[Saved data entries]
# # # # #
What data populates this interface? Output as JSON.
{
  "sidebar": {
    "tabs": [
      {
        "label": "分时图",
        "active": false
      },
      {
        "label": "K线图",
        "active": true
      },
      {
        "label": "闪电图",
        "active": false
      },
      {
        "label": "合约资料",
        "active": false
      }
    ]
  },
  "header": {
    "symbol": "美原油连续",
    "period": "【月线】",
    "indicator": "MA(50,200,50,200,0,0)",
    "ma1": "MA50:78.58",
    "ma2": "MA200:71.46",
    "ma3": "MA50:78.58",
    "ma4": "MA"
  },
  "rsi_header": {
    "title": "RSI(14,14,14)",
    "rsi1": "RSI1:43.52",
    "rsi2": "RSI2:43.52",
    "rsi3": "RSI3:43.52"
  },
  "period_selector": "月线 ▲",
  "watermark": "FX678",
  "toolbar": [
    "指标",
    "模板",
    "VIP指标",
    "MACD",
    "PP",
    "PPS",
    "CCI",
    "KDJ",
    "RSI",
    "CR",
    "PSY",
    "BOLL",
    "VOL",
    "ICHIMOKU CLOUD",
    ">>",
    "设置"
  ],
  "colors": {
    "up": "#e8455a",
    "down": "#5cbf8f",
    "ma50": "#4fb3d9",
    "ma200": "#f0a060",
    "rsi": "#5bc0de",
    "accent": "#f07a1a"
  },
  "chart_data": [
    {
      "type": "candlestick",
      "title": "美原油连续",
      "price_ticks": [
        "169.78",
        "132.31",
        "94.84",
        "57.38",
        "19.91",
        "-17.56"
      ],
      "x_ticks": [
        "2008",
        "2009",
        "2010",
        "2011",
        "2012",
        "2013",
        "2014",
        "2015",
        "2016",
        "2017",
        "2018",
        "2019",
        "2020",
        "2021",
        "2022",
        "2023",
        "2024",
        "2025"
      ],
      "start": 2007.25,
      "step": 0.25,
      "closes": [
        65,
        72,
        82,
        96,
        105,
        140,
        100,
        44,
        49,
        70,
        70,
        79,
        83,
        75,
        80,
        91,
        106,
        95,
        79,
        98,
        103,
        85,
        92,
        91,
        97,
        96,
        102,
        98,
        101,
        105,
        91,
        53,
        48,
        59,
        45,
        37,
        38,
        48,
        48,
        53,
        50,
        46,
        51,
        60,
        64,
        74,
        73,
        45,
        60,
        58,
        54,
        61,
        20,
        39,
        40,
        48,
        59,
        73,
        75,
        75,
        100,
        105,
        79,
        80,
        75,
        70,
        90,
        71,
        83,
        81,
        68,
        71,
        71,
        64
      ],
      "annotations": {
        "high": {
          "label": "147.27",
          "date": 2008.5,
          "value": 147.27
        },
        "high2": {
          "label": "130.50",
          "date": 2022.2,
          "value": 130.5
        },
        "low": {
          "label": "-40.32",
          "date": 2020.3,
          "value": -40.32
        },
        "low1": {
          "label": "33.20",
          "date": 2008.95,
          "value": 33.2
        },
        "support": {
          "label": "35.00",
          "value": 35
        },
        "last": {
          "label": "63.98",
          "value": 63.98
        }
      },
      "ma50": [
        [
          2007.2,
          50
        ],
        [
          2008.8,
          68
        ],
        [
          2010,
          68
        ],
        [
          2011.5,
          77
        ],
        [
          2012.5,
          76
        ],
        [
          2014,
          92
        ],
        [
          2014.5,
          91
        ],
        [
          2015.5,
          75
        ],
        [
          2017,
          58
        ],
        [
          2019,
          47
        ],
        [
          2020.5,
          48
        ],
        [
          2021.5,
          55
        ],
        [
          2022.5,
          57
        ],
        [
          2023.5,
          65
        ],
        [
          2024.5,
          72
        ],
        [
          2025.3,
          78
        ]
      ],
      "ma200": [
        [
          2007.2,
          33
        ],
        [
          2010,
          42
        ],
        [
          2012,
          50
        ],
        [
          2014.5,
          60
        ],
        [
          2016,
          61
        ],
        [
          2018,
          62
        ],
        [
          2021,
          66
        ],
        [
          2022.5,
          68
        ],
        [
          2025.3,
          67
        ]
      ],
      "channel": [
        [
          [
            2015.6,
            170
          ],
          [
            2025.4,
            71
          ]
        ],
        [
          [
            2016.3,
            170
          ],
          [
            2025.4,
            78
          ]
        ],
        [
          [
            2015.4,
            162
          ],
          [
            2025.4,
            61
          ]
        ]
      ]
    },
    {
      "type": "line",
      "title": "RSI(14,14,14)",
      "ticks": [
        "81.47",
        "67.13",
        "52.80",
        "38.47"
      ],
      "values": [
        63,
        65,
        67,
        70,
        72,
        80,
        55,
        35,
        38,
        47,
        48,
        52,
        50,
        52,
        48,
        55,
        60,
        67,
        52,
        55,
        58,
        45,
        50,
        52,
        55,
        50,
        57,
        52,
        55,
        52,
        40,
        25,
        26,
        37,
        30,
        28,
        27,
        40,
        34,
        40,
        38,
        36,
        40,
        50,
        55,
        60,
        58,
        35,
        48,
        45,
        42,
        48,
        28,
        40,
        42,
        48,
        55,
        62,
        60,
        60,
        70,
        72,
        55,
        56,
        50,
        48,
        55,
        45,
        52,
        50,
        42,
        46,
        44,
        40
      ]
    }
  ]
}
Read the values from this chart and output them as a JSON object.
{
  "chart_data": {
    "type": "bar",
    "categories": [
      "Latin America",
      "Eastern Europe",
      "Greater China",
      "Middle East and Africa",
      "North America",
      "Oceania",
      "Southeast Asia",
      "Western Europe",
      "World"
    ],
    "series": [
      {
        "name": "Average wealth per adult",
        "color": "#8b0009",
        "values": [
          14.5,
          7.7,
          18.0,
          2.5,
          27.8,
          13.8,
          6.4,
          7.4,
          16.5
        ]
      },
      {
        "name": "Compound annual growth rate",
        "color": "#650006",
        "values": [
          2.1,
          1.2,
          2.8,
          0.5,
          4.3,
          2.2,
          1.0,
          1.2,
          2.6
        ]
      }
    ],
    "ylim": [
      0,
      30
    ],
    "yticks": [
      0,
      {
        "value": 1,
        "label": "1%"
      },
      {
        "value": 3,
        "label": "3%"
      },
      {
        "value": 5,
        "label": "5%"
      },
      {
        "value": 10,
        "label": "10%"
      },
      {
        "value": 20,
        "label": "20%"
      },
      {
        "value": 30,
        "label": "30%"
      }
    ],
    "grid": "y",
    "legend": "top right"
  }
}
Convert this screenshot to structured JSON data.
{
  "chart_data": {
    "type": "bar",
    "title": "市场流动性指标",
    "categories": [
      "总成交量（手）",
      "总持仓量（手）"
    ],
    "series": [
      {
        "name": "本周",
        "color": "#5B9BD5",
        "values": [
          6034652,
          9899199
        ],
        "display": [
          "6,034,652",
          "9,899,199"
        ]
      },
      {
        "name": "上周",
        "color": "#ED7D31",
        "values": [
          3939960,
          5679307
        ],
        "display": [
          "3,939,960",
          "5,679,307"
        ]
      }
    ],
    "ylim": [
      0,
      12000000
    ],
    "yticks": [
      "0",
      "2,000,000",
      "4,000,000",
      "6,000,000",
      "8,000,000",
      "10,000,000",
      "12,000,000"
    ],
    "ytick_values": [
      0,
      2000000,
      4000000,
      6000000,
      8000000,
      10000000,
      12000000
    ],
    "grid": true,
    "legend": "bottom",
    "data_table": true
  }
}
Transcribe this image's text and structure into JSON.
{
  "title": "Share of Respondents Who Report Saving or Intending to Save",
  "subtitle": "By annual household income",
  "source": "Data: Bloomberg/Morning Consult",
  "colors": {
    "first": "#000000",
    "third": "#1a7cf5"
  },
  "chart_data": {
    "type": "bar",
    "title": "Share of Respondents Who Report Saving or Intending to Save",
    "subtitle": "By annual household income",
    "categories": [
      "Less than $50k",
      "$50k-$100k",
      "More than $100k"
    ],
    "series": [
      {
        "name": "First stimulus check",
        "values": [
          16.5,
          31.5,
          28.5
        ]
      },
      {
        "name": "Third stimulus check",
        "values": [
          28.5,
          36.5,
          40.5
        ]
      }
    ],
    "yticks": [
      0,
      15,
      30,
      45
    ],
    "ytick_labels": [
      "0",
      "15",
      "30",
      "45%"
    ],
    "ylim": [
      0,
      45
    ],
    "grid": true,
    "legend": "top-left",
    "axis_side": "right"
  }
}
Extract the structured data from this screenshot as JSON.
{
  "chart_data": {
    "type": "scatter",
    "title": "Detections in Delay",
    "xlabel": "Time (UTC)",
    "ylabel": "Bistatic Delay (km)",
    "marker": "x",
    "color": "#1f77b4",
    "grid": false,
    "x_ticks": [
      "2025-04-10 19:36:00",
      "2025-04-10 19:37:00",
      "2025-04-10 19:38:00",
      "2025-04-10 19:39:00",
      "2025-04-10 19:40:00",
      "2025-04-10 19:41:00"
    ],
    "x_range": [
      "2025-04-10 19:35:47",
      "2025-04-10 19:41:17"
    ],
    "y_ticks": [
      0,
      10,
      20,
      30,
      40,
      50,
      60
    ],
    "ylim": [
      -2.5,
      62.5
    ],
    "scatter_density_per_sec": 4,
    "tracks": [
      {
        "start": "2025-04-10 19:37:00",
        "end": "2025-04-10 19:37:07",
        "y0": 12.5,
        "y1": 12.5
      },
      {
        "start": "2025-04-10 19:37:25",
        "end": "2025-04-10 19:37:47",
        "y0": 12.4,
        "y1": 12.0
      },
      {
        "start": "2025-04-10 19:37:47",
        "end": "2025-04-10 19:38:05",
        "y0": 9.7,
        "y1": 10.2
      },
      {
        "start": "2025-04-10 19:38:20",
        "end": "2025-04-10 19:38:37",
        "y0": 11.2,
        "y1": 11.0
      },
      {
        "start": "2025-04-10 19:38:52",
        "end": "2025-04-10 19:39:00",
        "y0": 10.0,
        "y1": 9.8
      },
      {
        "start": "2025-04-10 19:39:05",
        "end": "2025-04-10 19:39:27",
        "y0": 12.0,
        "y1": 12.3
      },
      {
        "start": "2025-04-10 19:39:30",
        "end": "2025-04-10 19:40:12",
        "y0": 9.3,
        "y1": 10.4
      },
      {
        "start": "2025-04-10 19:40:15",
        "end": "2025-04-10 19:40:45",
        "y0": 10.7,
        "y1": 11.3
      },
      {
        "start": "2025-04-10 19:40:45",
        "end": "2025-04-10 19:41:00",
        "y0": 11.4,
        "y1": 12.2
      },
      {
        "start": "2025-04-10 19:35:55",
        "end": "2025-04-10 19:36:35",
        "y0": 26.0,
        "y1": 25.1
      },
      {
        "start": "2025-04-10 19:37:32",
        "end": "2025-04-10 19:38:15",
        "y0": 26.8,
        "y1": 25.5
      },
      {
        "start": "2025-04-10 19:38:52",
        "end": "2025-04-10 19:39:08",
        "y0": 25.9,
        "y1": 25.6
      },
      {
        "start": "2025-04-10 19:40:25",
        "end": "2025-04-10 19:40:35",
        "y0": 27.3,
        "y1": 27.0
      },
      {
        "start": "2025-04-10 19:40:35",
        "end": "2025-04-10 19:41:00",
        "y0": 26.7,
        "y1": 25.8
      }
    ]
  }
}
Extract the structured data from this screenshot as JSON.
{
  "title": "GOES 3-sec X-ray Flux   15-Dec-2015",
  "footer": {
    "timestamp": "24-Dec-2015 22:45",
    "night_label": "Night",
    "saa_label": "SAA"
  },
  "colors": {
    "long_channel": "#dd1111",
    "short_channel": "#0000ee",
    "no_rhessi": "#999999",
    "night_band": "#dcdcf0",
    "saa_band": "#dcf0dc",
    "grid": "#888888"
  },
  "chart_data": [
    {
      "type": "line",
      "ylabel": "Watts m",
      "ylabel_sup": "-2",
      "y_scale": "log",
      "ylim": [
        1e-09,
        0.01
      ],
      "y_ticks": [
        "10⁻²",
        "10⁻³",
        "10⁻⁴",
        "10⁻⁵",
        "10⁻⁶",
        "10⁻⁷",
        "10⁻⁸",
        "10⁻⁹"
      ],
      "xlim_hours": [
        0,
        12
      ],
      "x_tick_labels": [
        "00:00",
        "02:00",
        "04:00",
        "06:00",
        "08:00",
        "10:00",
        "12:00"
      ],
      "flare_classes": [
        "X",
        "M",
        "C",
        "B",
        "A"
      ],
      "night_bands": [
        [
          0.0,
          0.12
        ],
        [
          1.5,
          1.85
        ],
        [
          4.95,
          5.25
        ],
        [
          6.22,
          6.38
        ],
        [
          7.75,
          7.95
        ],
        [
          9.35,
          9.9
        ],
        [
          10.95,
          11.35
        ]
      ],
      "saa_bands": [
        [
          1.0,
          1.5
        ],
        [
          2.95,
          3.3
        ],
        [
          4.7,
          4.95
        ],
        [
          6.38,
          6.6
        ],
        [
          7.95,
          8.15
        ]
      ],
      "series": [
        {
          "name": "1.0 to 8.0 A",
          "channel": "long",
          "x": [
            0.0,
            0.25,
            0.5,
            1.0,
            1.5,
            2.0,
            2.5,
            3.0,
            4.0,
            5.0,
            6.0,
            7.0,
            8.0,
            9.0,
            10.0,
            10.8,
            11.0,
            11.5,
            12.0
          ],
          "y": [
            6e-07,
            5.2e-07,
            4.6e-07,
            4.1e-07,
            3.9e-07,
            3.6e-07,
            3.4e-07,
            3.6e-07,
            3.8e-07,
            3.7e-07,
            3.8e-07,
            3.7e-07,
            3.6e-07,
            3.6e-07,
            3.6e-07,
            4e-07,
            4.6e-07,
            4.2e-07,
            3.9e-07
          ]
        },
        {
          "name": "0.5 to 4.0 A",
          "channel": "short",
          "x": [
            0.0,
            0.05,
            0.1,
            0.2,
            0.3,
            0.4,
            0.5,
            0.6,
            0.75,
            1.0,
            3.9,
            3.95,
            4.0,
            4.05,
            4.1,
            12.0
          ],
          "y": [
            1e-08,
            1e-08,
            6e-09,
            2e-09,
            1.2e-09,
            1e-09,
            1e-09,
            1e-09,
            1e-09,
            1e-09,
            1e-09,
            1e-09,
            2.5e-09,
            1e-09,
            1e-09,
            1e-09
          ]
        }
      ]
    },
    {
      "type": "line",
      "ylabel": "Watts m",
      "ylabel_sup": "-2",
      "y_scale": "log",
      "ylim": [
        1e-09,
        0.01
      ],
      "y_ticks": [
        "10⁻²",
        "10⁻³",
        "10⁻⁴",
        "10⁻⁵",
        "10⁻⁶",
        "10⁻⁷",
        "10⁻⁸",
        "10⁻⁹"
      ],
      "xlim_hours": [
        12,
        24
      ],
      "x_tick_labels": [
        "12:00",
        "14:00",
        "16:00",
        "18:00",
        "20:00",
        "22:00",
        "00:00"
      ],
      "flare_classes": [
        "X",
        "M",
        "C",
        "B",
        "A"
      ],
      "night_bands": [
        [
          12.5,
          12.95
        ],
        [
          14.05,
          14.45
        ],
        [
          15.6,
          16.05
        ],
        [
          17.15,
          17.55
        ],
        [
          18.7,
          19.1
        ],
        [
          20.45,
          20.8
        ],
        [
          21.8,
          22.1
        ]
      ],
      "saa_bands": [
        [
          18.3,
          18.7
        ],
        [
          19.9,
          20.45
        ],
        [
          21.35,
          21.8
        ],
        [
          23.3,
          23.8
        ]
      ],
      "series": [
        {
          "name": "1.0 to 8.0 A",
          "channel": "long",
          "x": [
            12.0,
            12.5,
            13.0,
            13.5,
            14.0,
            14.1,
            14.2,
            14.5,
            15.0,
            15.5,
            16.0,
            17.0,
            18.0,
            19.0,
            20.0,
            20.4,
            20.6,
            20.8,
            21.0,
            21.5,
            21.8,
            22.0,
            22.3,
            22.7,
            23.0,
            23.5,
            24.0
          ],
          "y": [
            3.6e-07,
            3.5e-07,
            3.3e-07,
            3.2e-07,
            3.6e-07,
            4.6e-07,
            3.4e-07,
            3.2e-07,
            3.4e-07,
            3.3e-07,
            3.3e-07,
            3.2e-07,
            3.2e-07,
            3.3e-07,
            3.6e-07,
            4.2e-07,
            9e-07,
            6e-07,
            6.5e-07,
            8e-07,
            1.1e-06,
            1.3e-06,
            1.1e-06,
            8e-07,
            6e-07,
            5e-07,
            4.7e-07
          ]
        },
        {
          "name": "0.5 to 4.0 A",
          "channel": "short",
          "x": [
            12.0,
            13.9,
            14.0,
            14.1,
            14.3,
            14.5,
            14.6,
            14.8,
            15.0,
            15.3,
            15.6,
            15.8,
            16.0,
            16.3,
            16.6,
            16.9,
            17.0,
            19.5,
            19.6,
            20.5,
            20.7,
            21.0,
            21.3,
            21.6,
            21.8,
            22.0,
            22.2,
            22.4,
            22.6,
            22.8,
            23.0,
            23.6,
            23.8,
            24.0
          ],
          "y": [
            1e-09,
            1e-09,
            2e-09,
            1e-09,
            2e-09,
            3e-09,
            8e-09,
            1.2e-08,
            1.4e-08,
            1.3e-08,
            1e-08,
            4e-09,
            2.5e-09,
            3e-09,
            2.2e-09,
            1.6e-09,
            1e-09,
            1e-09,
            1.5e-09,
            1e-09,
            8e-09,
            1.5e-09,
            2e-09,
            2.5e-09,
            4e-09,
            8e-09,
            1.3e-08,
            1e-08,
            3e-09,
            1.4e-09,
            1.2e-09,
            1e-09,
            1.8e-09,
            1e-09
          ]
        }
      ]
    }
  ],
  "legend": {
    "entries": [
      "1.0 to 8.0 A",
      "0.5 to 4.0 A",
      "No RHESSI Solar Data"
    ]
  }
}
# # # # #
■ Direction ■
Report the count of lines in the entries that contain the string "annual", and nothing besides it.

■ In response ■
3